* Stored data
start
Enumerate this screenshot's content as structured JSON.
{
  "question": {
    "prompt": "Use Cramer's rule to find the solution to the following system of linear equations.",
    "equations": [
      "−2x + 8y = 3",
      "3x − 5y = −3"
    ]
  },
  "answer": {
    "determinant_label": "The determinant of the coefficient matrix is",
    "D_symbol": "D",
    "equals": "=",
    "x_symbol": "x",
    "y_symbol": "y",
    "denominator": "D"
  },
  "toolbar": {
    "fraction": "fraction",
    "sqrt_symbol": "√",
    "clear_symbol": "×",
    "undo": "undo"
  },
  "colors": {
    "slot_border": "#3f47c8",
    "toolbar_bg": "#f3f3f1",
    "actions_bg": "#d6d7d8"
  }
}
end
* What the task requires
Write out all the records above again, exactly as they stand.

* Worked solution
Enumerate this screenshot's content as structured JSON.
{
  "question": {
    "prompt": "Use Cramer's rule to find the solution to the following system of linear equations.",
    "equations": [
      "−2x + 8y = 3",
      "3x − 5y = −3"
    ]
  },
  "answer": {
    "determinant_label": "The determinant of the coefficient matrix is",
    "D_symbol": "D",
    "equals": "=",
    "x_symbol": "x",
    "y_symbol": "y",
    "denominator": "D"
  },
  "toolbar": {
    "fraction": "fraction",
    "sqrt_symbol": "√",
    "clear_symbol": "×",
    "undo": "undo"
  },
  "colors": {
    "slot_border": "#3f47c8",
    "toolbar_bg": "#f3f3f1",
    "actions_bg": "#d6d7d8"
  }
}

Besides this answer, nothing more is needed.